• [JOB]: Read the lines that follow and pick out every one containing the word "structured".

• [DATA FOR THIS TASK]:
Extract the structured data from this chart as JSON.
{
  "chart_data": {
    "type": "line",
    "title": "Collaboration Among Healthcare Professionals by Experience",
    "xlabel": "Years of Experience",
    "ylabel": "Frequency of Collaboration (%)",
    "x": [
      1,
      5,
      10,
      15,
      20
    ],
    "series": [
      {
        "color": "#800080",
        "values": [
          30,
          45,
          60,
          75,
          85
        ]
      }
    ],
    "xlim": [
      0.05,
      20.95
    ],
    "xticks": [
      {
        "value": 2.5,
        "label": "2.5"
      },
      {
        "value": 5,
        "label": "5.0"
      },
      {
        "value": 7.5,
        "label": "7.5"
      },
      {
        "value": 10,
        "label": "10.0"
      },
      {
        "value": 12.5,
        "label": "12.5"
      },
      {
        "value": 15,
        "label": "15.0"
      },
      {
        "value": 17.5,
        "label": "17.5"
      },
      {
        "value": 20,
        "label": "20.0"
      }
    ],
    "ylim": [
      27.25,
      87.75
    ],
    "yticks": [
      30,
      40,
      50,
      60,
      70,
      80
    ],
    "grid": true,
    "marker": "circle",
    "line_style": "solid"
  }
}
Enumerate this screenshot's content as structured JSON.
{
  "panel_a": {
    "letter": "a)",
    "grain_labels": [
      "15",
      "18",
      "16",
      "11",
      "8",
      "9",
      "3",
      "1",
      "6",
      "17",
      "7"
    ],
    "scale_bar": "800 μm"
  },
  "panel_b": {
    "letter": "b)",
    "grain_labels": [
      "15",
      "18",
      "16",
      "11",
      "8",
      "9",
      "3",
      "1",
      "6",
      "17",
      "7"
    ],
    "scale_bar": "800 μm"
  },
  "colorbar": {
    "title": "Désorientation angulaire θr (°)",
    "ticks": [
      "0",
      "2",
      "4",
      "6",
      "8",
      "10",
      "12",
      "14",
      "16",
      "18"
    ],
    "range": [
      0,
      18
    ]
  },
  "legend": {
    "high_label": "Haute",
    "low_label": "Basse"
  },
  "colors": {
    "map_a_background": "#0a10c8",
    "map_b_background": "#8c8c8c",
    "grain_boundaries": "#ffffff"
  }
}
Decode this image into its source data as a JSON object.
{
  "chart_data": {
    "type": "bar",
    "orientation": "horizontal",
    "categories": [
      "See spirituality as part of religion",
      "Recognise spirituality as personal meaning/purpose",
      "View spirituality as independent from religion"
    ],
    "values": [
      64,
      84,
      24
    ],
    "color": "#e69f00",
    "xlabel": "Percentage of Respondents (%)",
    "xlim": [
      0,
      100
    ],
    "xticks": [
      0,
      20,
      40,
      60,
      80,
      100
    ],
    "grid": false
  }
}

• [TASK RESULT]:
Extract the structured data from this chart as JSON.
Enumerate this screenshot's content as structured JSON.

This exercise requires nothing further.